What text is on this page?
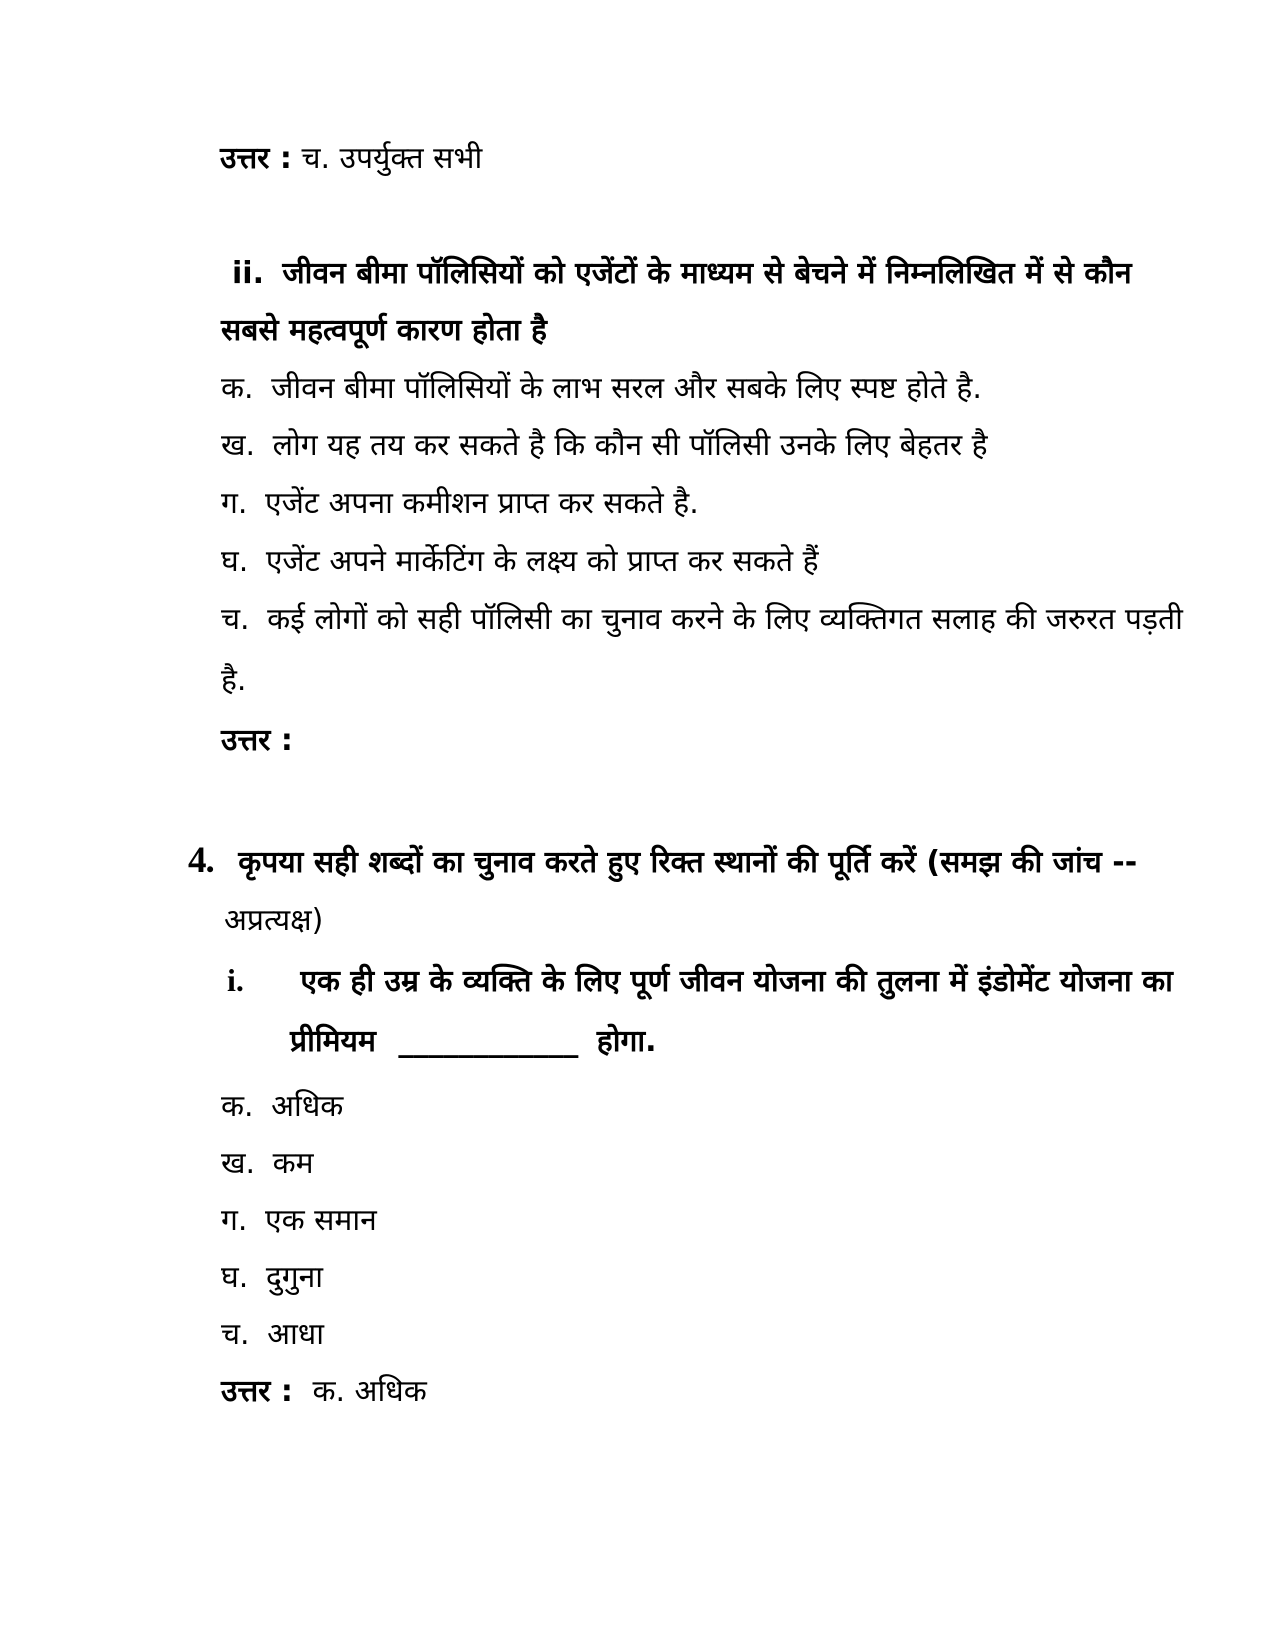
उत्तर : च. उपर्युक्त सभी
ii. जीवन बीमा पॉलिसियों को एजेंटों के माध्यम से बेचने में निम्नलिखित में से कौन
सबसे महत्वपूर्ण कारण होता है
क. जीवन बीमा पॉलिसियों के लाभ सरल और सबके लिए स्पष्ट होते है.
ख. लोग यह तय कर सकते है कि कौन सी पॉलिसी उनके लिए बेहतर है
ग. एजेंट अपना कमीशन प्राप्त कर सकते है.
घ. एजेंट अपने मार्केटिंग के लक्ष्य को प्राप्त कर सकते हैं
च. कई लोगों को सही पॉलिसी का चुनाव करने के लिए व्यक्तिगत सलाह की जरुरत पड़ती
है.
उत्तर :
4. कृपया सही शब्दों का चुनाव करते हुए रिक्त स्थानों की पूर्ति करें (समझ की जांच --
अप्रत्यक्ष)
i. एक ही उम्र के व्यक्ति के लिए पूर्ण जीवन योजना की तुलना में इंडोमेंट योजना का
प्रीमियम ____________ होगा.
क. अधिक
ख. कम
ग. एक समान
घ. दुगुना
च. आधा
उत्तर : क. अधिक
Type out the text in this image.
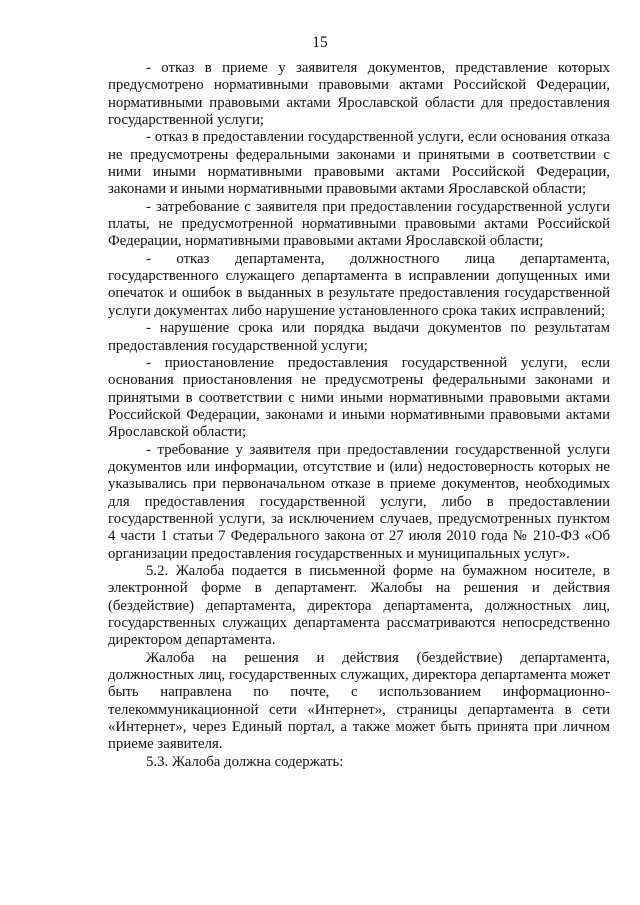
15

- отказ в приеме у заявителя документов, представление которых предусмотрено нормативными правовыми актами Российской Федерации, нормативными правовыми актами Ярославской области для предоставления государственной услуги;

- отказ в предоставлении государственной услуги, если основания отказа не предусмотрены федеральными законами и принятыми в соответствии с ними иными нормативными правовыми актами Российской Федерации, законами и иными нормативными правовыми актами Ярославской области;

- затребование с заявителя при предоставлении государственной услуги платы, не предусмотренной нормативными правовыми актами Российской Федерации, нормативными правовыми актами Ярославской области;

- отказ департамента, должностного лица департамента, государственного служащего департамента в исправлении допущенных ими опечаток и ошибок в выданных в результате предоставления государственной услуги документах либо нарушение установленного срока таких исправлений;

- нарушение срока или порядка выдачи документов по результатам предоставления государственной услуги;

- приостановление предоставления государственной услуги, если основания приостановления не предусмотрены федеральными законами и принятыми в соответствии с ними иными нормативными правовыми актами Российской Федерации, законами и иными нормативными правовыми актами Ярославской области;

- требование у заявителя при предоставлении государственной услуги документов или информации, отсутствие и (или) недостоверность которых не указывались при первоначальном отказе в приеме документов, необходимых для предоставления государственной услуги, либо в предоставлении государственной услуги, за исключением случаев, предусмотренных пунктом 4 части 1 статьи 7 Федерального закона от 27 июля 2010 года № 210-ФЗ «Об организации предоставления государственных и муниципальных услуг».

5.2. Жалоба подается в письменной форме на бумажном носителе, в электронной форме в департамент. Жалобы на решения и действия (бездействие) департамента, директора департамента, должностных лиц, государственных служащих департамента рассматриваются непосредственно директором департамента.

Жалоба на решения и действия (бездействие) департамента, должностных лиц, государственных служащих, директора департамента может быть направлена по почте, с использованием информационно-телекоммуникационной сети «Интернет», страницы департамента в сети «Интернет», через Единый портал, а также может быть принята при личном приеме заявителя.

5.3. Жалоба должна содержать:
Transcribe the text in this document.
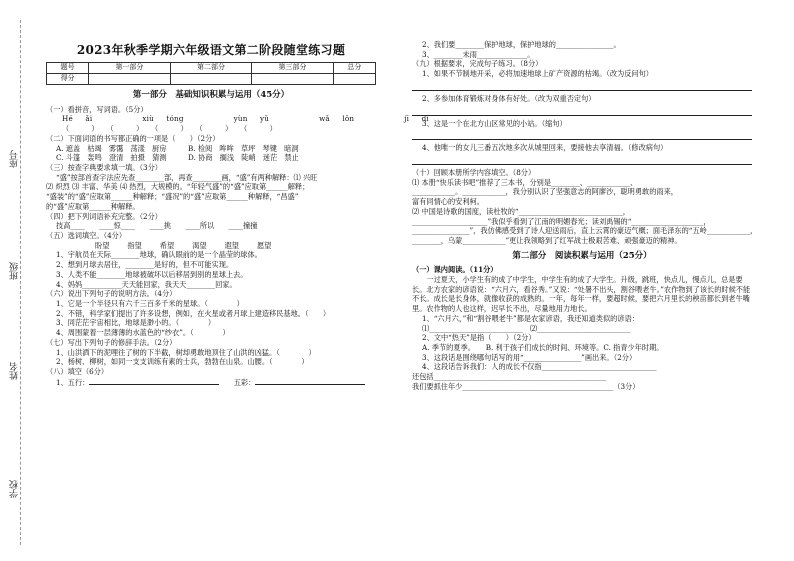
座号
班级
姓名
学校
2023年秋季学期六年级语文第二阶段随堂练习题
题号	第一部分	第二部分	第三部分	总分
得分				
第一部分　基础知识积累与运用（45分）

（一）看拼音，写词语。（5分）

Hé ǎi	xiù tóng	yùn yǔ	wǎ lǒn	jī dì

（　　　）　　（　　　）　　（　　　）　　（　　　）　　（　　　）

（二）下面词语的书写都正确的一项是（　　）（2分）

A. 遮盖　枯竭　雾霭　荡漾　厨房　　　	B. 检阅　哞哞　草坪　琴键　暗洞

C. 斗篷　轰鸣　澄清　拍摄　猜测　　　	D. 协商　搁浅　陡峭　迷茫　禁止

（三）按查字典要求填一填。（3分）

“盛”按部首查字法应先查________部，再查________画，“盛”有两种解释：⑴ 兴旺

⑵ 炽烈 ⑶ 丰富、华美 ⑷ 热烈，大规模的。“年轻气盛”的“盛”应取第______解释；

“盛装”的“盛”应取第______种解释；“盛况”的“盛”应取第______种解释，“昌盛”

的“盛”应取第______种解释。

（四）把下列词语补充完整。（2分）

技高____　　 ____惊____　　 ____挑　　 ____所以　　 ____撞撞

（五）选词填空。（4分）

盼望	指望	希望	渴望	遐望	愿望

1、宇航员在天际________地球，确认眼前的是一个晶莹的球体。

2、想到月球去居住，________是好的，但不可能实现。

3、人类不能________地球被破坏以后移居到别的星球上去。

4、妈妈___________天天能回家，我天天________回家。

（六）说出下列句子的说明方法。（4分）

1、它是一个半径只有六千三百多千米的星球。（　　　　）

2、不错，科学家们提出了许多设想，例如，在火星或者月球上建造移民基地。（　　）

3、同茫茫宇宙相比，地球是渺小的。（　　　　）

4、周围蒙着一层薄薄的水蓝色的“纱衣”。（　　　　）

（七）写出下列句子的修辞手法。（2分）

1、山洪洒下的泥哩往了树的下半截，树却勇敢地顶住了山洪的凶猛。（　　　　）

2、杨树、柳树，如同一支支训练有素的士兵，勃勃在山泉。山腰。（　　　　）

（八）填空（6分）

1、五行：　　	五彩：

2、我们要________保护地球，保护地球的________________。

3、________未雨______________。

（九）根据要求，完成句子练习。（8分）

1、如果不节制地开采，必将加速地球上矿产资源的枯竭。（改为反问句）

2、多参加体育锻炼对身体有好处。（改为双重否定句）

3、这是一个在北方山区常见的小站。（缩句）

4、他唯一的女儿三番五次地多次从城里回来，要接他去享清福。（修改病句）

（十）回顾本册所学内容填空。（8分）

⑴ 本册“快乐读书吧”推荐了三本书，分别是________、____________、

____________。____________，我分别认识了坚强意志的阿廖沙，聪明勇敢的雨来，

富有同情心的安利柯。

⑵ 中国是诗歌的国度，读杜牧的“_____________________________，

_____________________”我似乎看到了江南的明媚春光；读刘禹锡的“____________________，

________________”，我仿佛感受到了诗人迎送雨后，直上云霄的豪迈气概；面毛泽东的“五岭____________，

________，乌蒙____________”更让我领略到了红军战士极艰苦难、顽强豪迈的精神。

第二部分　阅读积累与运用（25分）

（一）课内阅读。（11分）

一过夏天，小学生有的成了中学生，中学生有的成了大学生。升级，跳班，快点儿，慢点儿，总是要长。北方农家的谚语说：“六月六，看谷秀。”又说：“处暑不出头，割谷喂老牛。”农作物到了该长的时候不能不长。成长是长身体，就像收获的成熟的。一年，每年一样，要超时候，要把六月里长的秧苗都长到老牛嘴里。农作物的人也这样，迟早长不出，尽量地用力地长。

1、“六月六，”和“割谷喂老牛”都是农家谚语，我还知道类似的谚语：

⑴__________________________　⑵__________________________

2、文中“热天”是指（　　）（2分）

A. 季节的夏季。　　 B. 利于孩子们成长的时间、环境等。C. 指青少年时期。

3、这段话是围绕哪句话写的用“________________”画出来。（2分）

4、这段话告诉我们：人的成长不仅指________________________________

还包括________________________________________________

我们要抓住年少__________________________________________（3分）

- Given task
Determine how many lines of the listing hold the word "this" and reply with that figure alone.

- Full solution
3